■ **Job**
Below are some records. Say in a single number how many of their lines include the word "ylabel".

■ **Dataset content**
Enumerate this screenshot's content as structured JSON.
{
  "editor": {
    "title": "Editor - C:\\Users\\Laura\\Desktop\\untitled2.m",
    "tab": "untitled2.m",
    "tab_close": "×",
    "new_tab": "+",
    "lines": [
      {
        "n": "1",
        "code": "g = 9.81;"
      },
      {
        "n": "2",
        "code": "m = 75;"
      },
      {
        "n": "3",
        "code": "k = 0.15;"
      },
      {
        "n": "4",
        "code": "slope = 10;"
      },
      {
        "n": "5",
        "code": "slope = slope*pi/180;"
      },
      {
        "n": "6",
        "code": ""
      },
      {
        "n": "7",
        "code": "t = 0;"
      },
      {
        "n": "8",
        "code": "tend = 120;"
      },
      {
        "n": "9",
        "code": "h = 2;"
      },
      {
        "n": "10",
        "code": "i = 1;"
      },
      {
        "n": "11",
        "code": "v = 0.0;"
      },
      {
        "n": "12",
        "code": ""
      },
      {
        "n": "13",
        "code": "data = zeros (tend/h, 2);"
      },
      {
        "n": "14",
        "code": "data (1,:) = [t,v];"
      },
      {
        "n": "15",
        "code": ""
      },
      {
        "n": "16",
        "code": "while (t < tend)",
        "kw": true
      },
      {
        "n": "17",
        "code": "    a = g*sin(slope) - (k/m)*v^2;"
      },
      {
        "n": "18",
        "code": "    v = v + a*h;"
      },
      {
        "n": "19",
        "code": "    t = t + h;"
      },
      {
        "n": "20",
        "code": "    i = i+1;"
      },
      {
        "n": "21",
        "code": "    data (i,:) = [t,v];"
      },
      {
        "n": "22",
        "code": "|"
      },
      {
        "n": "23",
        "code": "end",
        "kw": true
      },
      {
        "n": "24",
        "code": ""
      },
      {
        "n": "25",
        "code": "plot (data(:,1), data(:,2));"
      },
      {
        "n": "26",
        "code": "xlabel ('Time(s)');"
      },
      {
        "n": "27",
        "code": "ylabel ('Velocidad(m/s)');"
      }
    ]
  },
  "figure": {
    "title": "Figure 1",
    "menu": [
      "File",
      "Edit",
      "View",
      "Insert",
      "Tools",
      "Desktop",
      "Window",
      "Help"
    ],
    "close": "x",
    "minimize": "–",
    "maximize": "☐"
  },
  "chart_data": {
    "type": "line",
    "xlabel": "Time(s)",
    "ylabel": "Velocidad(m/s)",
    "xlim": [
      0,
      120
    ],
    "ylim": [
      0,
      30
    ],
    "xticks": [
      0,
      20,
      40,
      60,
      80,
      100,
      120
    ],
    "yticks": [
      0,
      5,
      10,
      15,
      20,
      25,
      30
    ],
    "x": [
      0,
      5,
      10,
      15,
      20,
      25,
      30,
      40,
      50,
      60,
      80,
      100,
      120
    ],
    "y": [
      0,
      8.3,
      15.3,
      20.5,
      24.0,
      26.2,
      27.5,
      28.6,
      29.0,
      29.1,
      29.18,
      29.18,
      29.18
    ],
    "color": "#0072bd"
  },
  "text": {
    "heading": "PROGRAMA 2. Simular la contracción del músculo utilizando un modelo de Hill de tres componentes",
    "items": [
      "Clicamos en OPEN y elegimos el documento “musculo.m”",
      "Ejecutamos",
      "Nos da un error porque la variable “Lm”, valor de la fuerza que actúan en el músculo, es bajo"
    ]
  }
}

■ **Answer in full**
2